(Chart and figure data)
▼

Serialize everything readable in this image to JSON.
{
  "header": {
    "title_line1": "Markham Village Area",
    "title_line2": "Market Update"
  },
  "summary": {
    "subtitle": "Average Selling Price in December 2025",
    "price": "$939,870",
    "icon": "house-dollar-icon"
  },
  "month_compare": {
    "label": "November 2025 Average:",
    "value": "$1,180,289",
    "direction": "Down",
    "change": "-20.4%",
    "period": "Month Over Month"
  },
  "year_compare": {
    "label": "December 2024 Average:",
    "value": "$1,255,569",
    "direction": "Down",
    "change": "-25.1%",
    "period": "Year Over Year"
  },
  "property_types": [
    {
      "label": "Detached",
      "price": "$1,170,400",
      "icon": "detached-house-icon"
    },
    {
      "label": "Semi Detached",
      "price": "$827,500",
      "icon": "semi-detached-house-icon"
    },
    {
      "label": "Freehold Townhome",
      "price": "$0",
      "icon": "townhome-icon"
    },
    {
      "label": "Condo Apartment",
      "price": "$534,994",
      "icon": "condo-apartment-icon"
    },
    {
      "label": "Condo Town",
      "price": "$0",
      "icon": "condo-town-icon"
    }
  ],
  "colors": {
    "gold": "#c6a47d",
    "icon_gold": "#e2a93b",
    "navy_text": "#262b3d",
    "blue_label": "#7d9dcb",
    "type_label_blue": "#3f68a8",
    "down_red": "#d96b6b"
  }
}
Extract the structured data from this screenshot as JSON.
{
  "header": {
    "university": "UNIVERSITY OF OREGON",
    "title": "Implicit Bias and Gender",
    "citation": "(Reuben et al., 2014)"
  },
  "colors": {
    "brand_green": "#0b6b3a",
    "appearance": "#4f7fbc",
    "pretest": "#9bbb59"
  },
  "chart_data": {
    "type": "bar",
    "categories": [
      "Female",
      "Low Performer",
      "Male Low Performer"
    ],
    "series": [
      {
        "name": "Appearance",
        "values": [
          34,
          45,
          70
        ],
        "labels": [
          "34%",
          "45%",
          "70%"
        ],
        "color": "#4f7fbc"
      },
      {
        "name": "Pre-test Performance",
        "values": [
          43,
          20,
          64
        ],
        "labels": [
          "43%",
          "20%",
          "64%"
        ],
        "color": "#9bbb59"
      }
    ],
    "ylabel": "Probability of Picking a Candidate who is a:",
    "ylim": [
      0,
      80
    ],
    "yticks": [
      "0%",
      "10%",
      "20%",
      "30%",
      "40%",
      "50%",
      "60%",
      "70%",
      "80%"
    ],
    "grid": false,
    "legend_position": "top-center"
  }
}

▲

* _Given request_
Exactly as written above, please repeat the entries.

* _Correct result_
Serialize everything readable in this image to JSON.
{
  "header": {
    "title_line1": "Markham Village Area",
    "title_line2": "Market Update"
  },
  "summary": {
    "subtitle": "Average Selling Price in December 2025",
    "price": "$939,870",
    "icon": "house-dollar-icon"
  },
  "month_compare": {
    "label": "November 2025 Average:",
    "value": "$1,180,289",
    "direction": "Down",
    "change": "-20.4%",
    "period": "Month Over Month"
  },
  "year_compare": {
    "label": "December 2024 Average:",
    "value": "$1,255,569",
    "direction": "Down",
    "change": "-25.1%",
    "period": "Year Over Year"
  },
  "property_types": [
    {
      "label": "Detached",
      "price": "$1,170,400",
      "icon": "detached-house-icon"
    },
    {
      "label": "Semi Detached",
      "price": "$827,500",
      "icon": "semi-detached-house-icon"
    },
    {
      "label": "Freehold Townhome",
      "price": "$0",
      "icon": "townhome-icon"
    },
    {
      "label": "Condo Apartment",
      "price": "$534,994",
      "icon": "condo-apartment-icon"
    },
    {
      "label": "Condo Town",
      "price": "$0",
      "icon": "condo-town-icon"
    }
  ],
  "colors": {
    "gold": "#c6a47d",
    "icon_gold": "#e2a93b",
    "navy_text": "#262b3d",
    "blue_label": "#7d9dcb",
    "type_label_blue": "#3f68a8",
    "down_red": "#d96b6b"
  }
}
Extract the structured data from this screenshot as JSON.
{
  "header": {
    "university": "UNIVERSITY OF OREGON",
    "title": "Implicit Bias and Gender",
    "citation": "(Reuben et al., 2014)"
  },
  "colors": {
    "brand_green": "#0b6b3a",
    "appearance": "#4f7fbc",
    "pretest": "#9bbb59"
  },
  "chart_data": {
    "type": "bar",
    "categories": [
      "Female",
      "Low Performer",
      "Male Low Performer"
    ],
    "series": [
      {
        "name": "Appearance",
        "values": [
          34,
          45,
          70
        ],
        "labels": [
          "34%",
          "45%",
          "70%"
        ],
        "color": "#4f7fbc"
      },
      {
        "name": "Pre-test Performance",
        "values": [
          43,
          20,
          64
        ],
        "labels": [
          "43%",
          "20%",
          "64%"
        ],
        "color": "#9bbb59"
      }
    ],
    "ylabel": "Probability of Picking a Candidate who is a:",
    "ylim": [
      0,
      80
    ],
    "yticks": [
      "0%",
      "10%",
      "20%",
      "30%",
      "40%",
      "50%",
      "60%",
      "70%",
      "80%"
    ],
    "grid": false,
    "legend_position": "top-center"
  }
}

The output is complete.